>> START Data provided
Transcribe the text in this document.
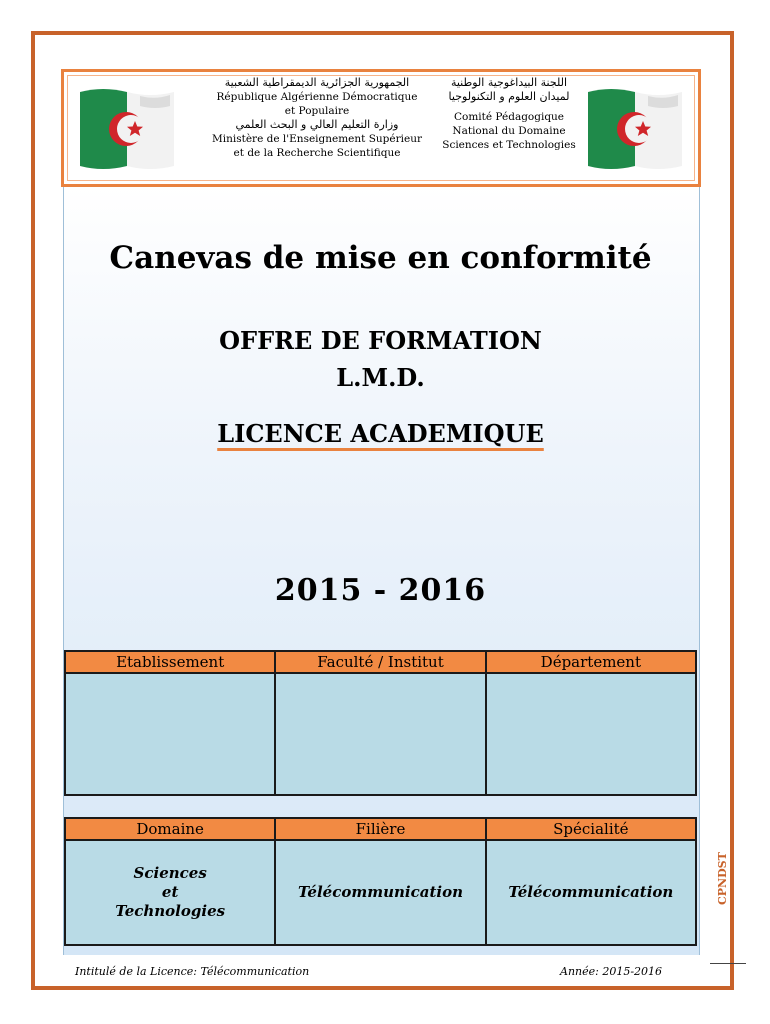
الجمهورية الجزائرية الديمقراطية الشعبية
République Algérienne Démocratique
et Populaire
وزارة التعليم العالي و البحث العلمي
Ministère de l'Enseignement Supérieur
et de la Recherche Scientifique
اللجنة البيداغوجية الوطنية
لميدان العلوم و التكنولوجيا
Comité Pédagogique
National du Domaine
Sciences et Technologies
Canevas de mise en conformité
OFFRE DE FORMATION
L.M.D.
LICENCE ACADEMIQUE
2015 - 2016
Etablissement	Faculté / Institut	Département

Domaine	Filière	Spécialité

Sciences
et
Technologies	Télécommunication	Télécommunication
Intitulé de la Licence: Télécommunication	Année: 2015-2016
CPNDST
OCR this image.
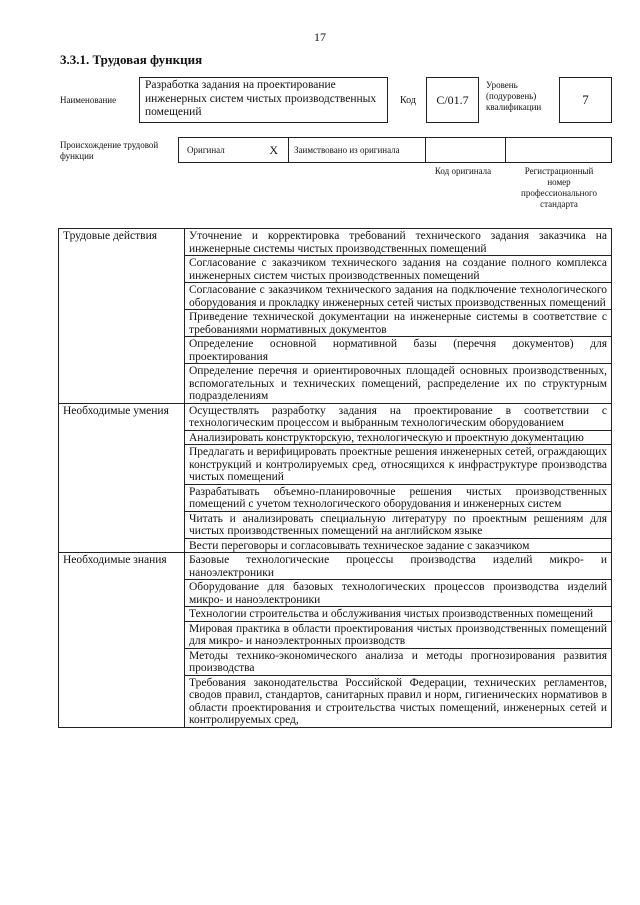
17
3.3.1. Трудовая функция
Наименование
Разработка задания на проектирование инженерных систем чистых производственных помещений
Код	С/01.7
Уровень (подуровень) квалификации	7
Происхождение трудовой функции
Оригинал	X Заимствовано из оригинала
Код оригинала	Регистрационный номер профессионального стандарта
Трудовые действия	Уточнение и корректировка требований технического задания заказчика на инженерные системы чистых производственных помещений
	Согласование с заказчиком технического задания на создание полного комплекса инженерных систем чистых производственных помещений
	Согласование с заказчиком технического задания на подключение технологического оборудования и прокладку инженерных сетей чистых производственных помещений
	Приведение технической документации на инженерные системы в соответствие с требованиями нормативных документов
	Определение основной нормативной базы (перечня документов) для проектирования
	Определение перечня и ориентировочных площадей основных производственных, вспомогательных и технических помещений, распределение их по структурным подразделениям
Необходимые умения	Осуществлять разработку задания на проектирование в соответствии с технологическим процессом и выбранным технологическим оборудованием
	Анализировать конструкторскую, технологическую и проектную документацию
	Предлагать и верифицировать проектные решения инженерных сетей, ограждающих конструкций и контролируемых сред, относящихся к инфраструктуре производства чистых помещений
	Разрабатывать объемно-планировочные решения чистых производственных помещений с учетом технологического оборудования и инженерных систем
	Читать и анализировать специальную литературу по проектным решениям для чистых производственных помещений на английском языке
	Вести переговоры и согласовывать техническое задание с заказчиком
Необходимые знания	Базовые технологические процессы производства изделий микро- и наноэлектроники
	Оборудование для базовых технологических процессов производства изделий микро- и наноэлектроники
	Технологии строительства и обслуживания чистых производственных помещений
	Мировая практика в области проектирования чистых производственных помещений для микро- и наноэлектронных производств
	Методы технико-экономического анализа и методы прогнозирования развития производства
	Требования законодательства Российской Федерации, технических регламентов, сводов правил, стандартов, санитарных правил и норм, гигиенических нормативов в области проектирования и строительства чистых помещений, инженерных сетей и контролируемых сред,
>> END Data provided
Task to carry out: Check each line above for "технических" and return the ones that have it.

The response:
	Определение перечня и ориентировочных площадей основных производственных, вспомогательных и технических помещений, распределение их по структурным подразделениям
	Требования законодательства Российской Федерации, технических регламентов, сводов правил, стандартов, санитарных правил и норм, гигиенических нормативов в области проектирования и строительства чистых помещений, инженерных сетей и контролируемых сред,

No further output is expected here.